■ Set task:
Repeat each entry as written, dropping any picture you find.

═══ Items ═══

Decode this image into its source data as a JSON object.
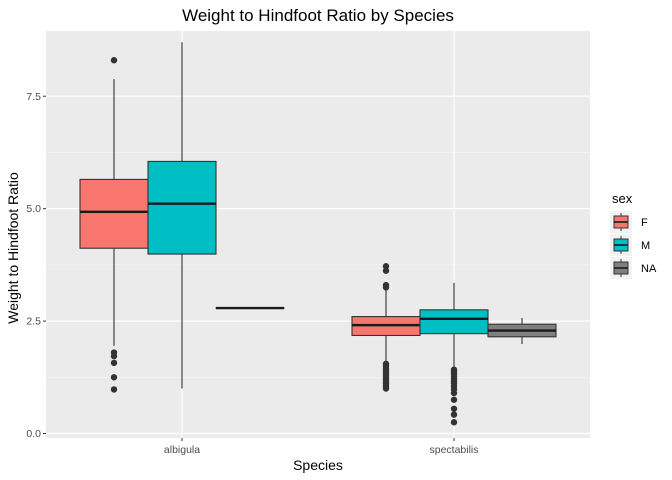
{
  "chart_data": {
    "type": "boxplot",
    "title": "Weight to Hindfoot Ratio by Species",
    "xlabel": "Species",
    "ylabel": "Weight to Hindfoot Ratio",
    "ylim": [
      -0.1,
      8.95
    ],
    "yticks": [
      0.0,
      2.5,
      5.0,
      7.5
    ],
    "ytick_labels": [
      "0.0",
      "2.5",
      "5.0",
      "7.5"
    ],
    "categories": [
      "albigula",
      "spectabilis"
    ],
    "legend": {
      "title": "sex",
      "position": "right",
      "entries": [
        {
          "label": "F",
          "color": "#F8766D"
        },
        {
          "label": "M",
          "color": "#00BFC4"
        },
        {
          "label": "NA",
          "color": "#7F7F7F"
        }
      ]
    },
    "boxes": [
      {
        "category": "albigula",
        "group": "F",
        "color": "#F8766D",
        "q1": 4.12,
        "median": 4.93,
        "q3": 5.65,
        "whisker_low": 1.95,
        "whisker_high": 7.88,
        "outliers": [
          8.3,
          1.8,
          1.72,
          1.57,
          1.25,
          0.98
        ]
      },
      {
        "category": "albigula",
        "group": "M",
        "color": "#00BFC4",
        "q1": 3.99,
        "median": 5.11,
        "q3": 6.05,
        "whisker_low": 1.0,
        "whisker_high": 8.7,
        "outliers": []
      },
      {
        "category": "albigula",
        "group": "NA",
        "color": "#7F7F7F",
        "q1": 2.79,
        "median": 2.79,
        "q3": 2.79,
        "whisker_low": 2.79,
        "whisker_high": 2.79,
        "outliers": []
      },
      {
        "category": "spectabilis",
        "group": "F",
        "color": "#F8766D",
        "q1": 2.18,
        "median": 2.41,
        "q3": 2.6,
        "whisker_low": 1.59,
        "whisker_high": 3.19,
        "outliers": [
          3.72,
          3.62,
          3.3,
          3.25,
          1.55,
          1.5,
          1.45,
          1.4,
          1.35,
          1.3,
          1.25,
          1.2,
          1.15,
          1.1,
          1.05,
          1.0
        ]
      },
      {
        "category": "spectabilis",
        "group": "M",
        "color": "#00BFC4",
        "q1": 2.22,
        "median": 2.55,
        "q3": 2.75,
        "whisker_low": 1.47,
        "whisker_high": 3.35,
        "outliers": [
          1.42,
          1.38,
          1.33,
          1.28,
          1.22,
          1.17,
          1.12,
          1.05,
          0.98,
          0.9,
          0.75,
          0.55,
          0.42,
          0.25
        ]
      },
      {
        "category": "spectabilis",
        "group": "NA",
        "color": "#7F7F7F",
        "q1": 2.15,
        "median": 2.29,
        "q3": 2.43,
        "whisker_low": 1.99,
        "whisker_high": 2.57,
        "outliers": []
      }
    ]
  }
}
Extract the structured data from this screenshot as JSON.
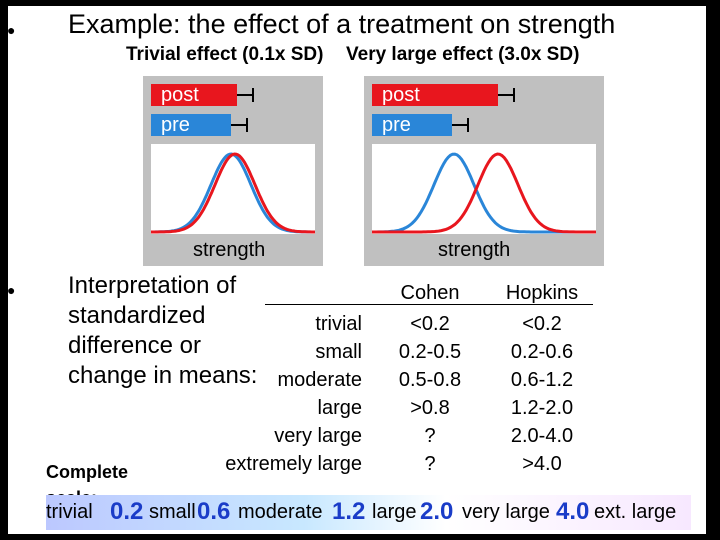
{
  "slide": {
    "title": "Example: the effect of a treatment on strength",
    "left_panel_title": "Trivial effect (0.1x SD)",
    "right_panel_title": "Very large effect (3.0x SD)",
    "bar_post": "post",
    "bar_pre": "pre",
    "axis_label": "strength",
    "interpretation": [
      "Interpretation of",
      "standardized",
      "difference or",
      "change in means:"
    ],
    "complete_scale_label": "Complete scale:"
  },
  "table": {
    "columns": [
      "Cohen",
      "Hopkins"
    ],
    "rows": [
      {
        "label": "trivial",
        "cohen": "<0.2",
        "hopkins": "<0.2"
      },
      {
        "label": "small",
        "cohen": "0.2-0.5",
        "hopkins": "0.2-0.6"
      },
      {
        "label": "moderate",
        "cohen": "0.5-0.8",
        "hopkins": "0.6-1.2"
      },
      {
        "label": "large",
        "cohen": ">0.8",
        "hopkins": "1.2-2.0"
      },
      {
        "label": "very large",
        "cohen": "?",
        "hopkins": "2.0-4.0"
      },
      {
        "label": "extremely large",
        "cohen": "?",
        "hopkins": ">4.0"
      }
    ]
  },
  "scale": {
    "w1": "trivial",
    "n1": "0.2",
    "w2": "small",
    "n2": "0.6",
    "w3": "moderate",
    "n3": "1.2",
    "w4": "large",
    "n4": "2.0",
    "w5": "very large",
    "n5": "4.0",
    "w6": "ext. large"
  },
  "colors": {
    "post": "#e8161e",
    "pre": "#2a86d8",
    "panel": "#c0c0c0",
    "scale_number": "#1a3cc8"
  }
}
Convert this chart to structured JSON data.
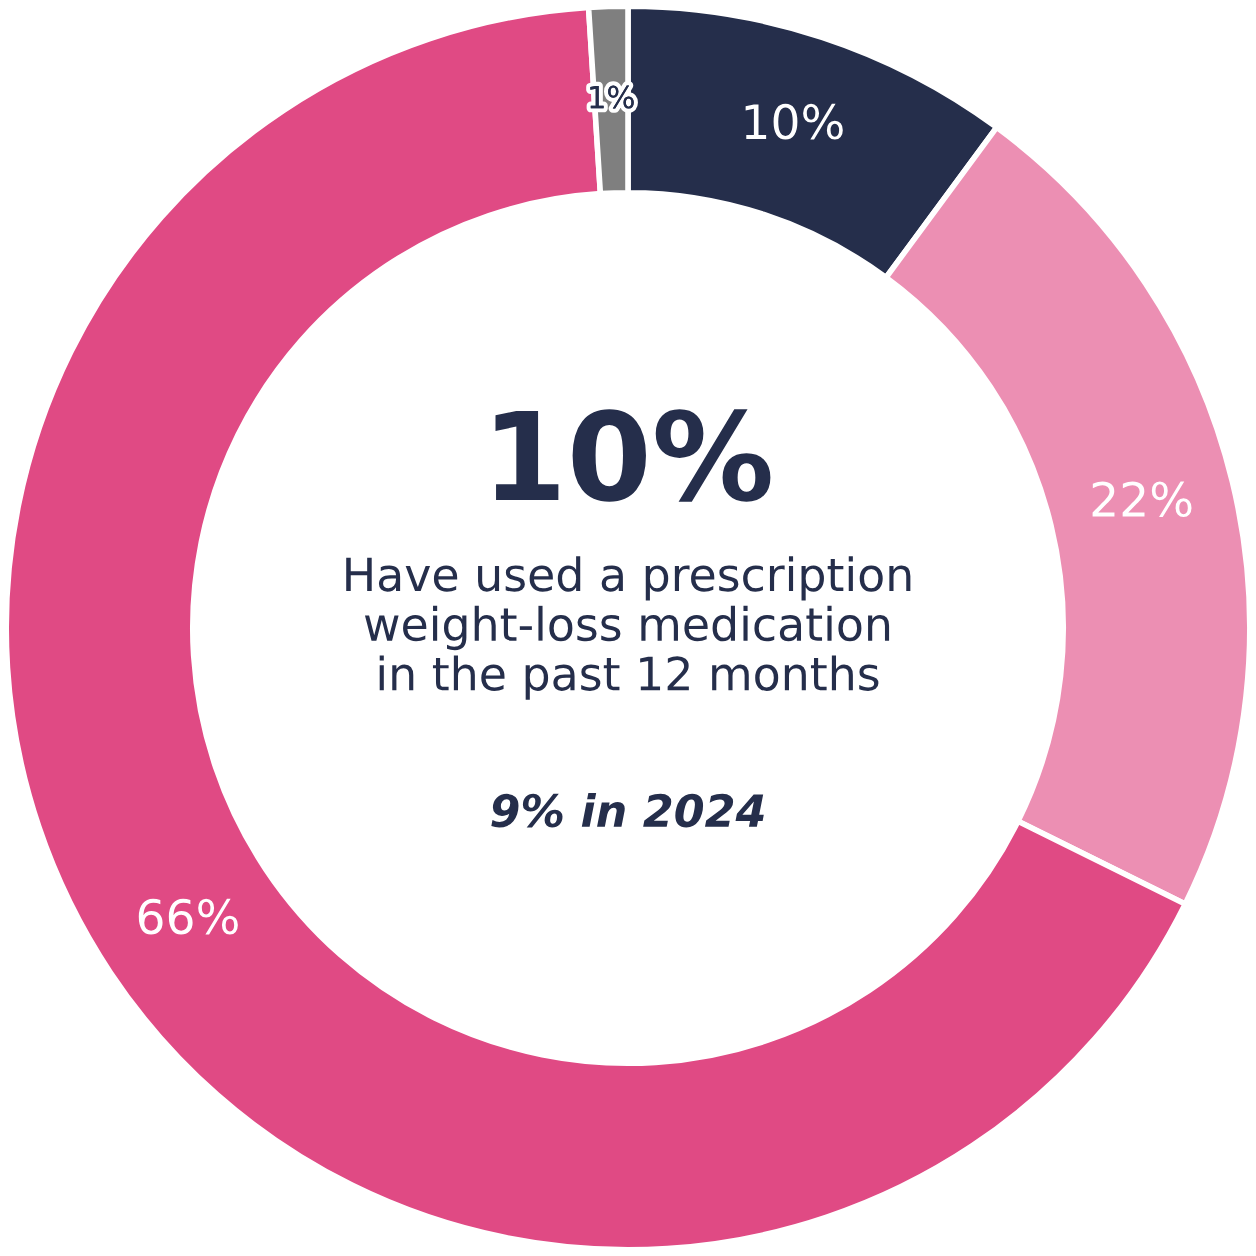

═══

■ Solution below:
Decode this image into its source data as a JSON object.
{
  "chart_data": {
    "type": "boxplot",
    "title": "Weight to Hindfoot Ratio by Species",
    "xlabel": "Species",
    "ylabel": "Weight to Hindfoot Ratio",
    "ylim": [
      -0.1,
      8.95
    ],
    "yticks": [
      0.0,
      2.5,
      5.0,
      7.5
    ],
    "ytick_labels": [
      "0.0",
      "2.5",
      "5.0",
      "7.5"
    ],
    "categories": [
      "albigula",
      "spectabilis"
    ],
    "legend": {
      "title": "sex",
      "position": "right",
      "entries": [
        {
          "label": "F",
          "color": "#F8766D"
        },
        {
          "label": "M",
          "color": "#00BFC4"
        },
        {
          "label": "NA",
          "color": "#7F7F7F"
        }
      ]
    },
    "boxes": [
      {
        "category": "albigula",
        "group": "F",
        "color": "#F8766D",
        "q1": 4.12,
        "median": 4.93,
        "q3": 5.65,
        "whisker_low": 1.95,
        "whisker_high": 7.88,
        "outliers": [
          8.3,
          1.8,
          1.72,
          1.57,
          1.25,
          0.98
        ]
      },
      {
        "category": "albigula",
        "group": "M",
        "color": "#00BFC4",
        "q1": 3.99,
        "median": 5.11,
        "q3": 6.05,
        "whisker_low": 1.0,
        "whisker_high": 8.7,
        "outliers": []
      },
      {
        "category": "albigula",
        "group": "NA",
        "color": "#7F7F7F",
        "q1": 2.79,
        "median": 2.79,
        "q3": 2.79,
        "whisker_low": 2.79,
        "whisker_high": 2.79,
        "outliers": []
      },
      {
        "category": "spectabilis",
        "group": "F",
        "color": "#F8766D",
        "q1": 2.18,
        "median": 2.41,
        "q3": 2.6,
        "whisker_low": 1.59,
        "whisker_high": 3.19,
        "outliers": [
          3.72,
          3.62,
          3.3,
          3.25,
          1.55,
          1.5,
          1.45,
          1.4,
          1.35,
          1.3,
          1.25,
          1.2,
          1.15,
          1.1,
          1.05,
          1.0
        ]
      },
      {
        "category": "spectabilis",
        "group": "M",
        "color": "#00BFC4",
        "q1": 2.22,
        "median": 2.55,
        "q3": 2.75,
        "whisker_low": 1.47,
        "whisker_high": 3.35,
        "outliers": [
          1.42,
          1.38,
          1.33,
          1.28,
          1.22,
          1.17,
          1.12,
          1.05,
          0.98,
          0.9,
          0.75,
          0.55,
          0.42,
          0.25
        ]
      },
      {
        "category": "spectabilis",
        "group": "NA",
        "color": "#7F7F7F",
        "q1": 2.15,
        "median": 2.29,
        "q3": 2.43,
        "whisker_low": 1.99,
        "whisker_high": 2.57,
        "outliers": []
      }
    ]
  }
}
Extract the structured data from this screenshot as JSON.
{
  "slide": {
    "title": "Example: the effect of a treatment on strength",
    "left_panel_title": "Trivial effect (0.1x SD)",
    "right_panel_title": "Very large effect (3.0x SD)",
    "bar_post": "post",
    "bar_pre": "pre",
    "axis_label": "strength",
    "interpretation": [
      "Interpretation of",
      "standardized",
      "difference or",
      "change in means:"
    ],
    "complete_scale_label": "Complete scale:"
  },
  "table": {
    "columns": [
      "Cohen",
      "Hopkins"
    ],
    "rows": [
      {
        "label": "trivial",
        "cohen": "<0.2",
        "hopkins": "<0.2"
      },
      {
        "label": "small",
        "cohen": "0.2-0.5",
        "hopkins": "0.2-0.6"
      },
      {
        "label": "moderate",
        "cohen": "0.5-0.8",
        "hopkins": "0.6-1.2"
      },
      {
        "label": "large",
        "cohen": ">0.8",
        "hopkins": "1.2-2.0"
      },
      {
        "label": "very large",
        "cohen": "?",
        "hopkins": "2.0-4.0"
      },
      {
        "label": "extremely large",
        "cohen": "?",
        "hopkins": ">4.0"
      }
    ]
  },
  "scale": {
    "w1": "trivial",
    "n1": "0.2",
    "w2": "small",
    "n2": "0.6",
    "w3": "moderate",
    "n3": "1.2",
    "w4": "large",
    "n4": "2.0",
    "w5": "very large",
    "n5": "4.0",
    "w6": "ext. large"
  },
  "colors": {
    "post": "#e8161e",
    "pre": "#2a86d8",
    "panel": "#c0c0c0",
    "scale_number": "#1a3cc8"
  }
}
Convert this chart to structured JSON data.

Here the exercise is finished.